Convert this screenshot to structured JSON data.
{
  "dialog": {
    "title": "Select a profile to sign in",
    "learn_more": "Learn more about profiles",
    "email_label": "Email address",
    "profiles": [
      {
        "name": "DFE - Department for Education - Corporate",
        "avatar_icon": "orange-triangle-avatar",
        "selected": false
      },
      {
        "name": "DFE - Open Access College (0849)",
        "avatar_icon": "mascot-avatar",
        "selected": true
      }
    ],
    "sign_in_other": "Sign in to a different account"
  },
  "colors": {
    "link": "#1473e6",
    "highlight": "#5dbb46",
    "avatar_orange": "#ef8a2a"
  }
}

+ + + + +

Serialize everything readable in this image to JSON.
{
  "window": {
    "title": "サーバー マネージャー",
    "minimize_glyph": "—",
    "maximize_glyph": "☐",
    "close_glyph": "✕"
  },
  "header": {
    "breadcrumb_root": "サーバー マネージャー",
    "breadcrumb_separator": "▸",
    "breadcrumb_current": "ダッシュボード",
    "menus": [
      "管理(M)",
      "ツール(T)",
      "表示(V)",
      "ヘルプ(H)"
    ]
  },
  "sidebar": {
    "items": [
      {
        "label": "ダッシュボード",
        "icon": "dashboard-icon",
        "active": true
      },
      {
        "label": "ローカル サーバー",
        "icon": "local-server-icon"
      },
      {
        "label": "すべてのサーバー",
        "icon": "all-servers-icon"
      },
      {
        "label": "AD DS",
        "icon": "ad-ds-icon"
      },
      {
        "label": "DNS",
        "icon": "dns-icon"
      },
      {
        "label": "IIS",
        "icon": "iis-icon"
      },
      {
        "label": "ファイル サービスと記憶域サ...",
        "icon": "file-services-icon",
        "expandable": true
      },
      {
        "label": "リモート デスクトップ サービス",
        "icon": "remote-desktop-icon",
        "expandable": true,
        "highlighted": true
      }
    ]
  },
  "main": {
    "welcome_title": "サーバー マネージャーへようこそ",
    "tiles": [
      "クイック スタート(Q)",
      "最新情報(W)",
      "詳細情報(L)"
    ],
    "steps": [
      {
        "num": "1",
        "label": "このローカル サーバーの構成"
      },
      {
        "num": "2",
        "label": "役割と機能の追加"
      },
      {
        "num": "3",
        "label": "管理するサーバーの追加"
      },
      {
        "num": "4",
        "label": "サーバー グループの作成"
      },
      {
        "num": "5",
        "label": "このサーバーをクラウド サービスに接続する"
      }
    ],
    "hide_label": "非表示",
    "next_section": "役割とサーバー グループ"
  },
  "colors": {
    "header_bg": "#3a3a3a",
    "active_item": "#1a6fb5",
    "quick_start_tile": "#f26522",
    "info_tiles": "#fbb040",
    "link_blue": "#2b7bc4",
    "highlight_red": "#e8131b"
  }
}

+ + + + +

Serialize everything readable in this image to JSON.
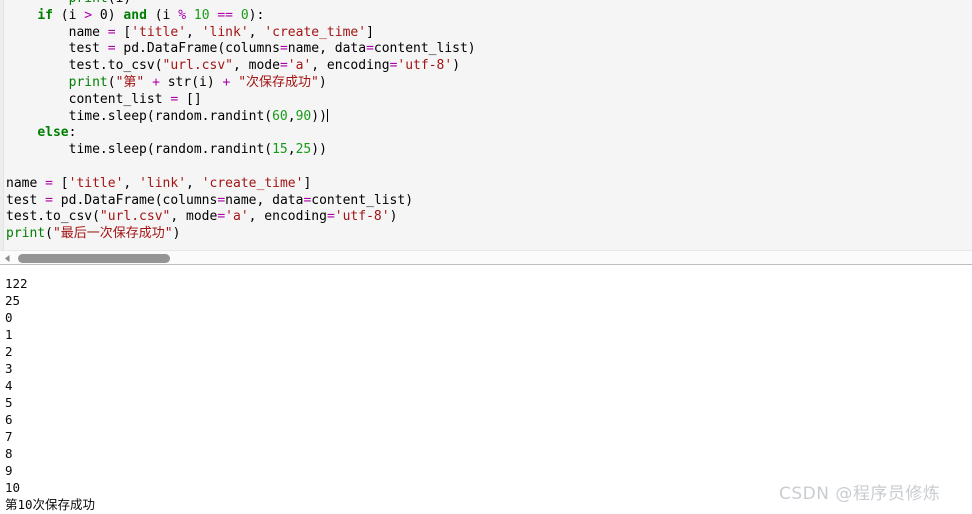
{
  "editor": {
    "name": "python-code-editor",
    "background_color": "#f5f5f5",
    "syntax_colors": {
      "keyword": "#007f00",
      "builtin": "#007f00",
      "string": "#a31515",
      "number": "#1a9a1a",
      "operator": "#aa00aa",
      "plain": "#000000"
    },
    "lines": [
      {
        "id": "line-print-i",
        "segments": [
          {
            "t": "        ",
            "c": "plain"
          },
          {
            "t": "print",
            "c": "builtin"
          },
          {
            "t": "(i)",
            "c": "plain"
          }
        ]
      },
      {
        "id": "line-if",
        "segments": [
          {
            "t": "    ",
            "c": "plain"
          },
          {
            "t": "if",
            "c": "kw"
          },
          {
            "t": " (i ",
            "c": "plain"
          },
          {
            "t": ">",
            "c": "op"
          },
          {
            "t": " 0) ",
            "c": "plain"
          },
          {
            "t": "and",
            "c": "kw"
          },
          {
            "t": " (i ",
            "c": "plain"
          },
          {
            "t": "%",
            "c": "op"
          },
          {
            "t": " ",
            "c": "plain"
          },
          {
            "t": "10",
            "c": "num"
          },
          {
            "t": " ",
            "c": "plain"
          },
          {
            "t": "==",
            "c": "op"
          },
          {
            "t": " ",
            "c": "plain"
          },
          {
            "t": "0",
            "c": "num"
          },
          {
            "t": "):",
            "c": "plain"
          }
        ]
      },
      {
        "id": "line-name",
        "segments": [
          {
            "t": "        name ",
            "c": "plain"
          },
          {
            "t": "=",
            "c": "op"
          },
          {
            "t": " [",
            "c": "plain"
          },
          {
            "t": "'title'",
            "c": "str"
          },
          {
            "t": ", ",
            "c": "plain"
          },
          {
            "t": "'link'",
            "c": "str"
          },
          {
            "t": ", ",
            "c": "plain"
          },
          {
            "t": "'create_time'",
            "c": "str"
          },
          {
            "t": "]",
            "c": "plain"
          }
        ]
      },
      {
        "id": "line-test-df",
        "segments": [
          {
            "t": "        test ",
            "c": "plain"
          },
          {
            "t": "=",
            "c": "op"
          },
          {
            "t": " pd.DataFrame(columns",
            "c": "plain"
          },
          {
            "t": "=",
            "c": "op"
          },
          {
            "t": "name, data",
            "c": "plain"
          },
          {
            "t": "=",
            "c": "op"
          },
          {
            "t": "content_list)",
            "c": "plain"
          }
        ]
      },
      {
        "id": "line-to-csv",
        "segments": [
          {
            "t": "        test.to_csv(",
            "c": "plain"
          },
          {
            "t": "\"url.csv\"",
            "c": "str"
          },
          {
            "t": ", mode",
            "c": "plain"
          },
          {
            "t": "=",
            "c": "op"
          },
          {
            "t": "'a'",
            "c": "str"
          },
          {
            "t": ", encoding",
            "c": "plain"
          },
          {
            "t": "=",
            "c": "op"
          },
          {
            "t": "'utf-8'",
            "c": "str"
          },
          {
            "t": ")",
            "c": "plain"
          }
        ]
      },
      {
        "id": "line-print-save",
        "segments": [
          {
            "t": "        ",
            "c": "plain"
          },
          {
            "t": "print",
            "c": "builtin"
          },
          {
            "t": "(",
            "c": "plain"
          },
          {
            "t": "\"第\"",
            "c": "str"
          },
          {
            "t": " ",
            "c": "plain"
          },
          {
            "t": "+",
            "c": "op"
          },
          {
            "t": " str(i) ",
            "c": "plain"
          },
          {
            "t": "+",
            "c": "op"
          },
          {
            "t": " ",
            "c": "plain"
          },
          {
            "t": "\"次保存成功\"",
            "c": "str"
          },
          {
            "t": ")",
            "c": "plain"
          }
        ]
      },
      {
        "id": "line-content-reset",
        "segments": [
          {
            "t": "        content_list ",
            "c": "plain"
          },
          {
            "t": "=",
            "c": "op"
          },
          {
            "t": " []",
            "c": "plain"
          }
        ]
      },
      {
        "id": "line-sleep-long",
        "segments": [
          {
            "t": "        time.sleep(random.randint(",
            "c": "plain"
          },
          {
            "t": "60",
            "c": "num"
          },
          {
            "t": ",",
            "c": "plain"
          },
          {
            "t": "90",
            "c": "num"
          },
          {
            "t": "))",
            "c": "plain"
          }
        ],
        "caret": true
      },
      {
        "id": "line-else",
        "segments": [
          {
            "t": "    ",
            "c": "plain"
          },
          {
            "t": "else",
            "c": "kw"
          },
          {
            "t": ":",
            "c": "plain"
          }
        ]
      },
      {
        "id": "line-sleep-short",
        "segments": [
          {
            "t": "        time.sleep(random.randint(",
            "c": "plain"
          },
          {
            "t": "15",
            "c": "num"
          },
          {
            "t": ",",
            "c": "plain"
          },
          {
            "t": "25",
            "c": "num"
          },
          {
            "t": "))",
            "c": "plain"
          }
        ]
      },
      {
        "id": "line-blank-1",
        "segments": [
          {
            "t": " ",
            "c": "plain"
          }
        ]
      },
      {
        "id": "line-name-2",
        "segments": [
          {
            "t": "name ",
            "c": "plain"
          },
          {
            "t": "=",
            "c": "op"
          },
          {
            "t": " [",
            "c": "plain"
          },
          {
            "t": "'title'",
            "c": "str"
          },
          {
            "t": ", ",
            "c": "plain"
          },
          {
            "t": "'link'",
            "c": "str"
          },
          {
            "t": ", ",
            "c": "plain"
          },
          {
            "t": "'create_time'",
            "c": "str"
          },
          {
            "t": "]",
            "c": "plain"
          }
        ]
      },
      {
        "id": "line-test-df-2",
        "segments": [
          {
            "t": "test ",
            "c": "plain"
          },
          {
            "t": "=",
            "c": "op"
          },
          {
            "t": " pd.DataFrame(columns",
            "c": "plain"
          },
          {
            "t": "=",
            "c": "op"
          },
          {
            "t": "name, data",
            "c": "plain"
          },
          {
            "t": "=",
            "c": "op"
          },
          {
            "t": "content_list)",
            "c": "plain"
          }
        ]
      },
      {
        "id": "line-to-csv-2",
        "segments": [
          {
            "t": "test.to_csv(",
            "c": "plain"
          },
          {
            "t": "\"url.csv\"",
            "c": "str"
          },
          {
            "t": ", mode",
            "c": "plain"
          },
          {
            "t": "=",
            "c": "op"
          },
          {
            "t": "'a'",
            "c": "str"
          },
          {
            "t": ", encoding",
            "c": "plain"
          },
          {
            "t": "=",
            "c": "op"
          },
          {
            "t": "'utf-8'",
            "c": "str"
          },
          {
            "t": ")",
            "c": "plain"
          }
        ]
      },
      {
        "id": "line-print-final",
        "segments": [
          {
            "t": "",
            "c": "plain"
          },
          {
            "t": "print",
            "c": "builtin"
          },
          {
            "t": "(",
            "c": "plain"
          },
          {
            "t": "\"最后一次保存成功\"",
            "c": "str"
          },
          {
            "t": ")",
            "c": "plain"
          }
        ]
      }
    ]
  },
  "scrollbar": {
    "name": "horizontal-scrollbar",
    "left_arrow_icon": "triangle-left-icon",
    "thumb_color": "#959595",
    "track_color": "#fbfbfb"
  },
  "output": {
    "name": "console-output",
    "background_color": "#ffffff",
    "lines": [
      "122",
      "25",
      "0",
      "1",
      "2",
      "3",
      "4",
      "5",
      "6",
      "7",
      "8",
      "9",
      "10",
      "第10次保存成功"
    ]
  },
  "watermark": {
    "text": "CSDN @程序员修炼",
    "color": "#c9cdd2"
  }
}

+ + + + +

▶ [Aim] The required answer is a single number: the count of lines in the entries that hold the string "profiles".

▶ [Output below] 2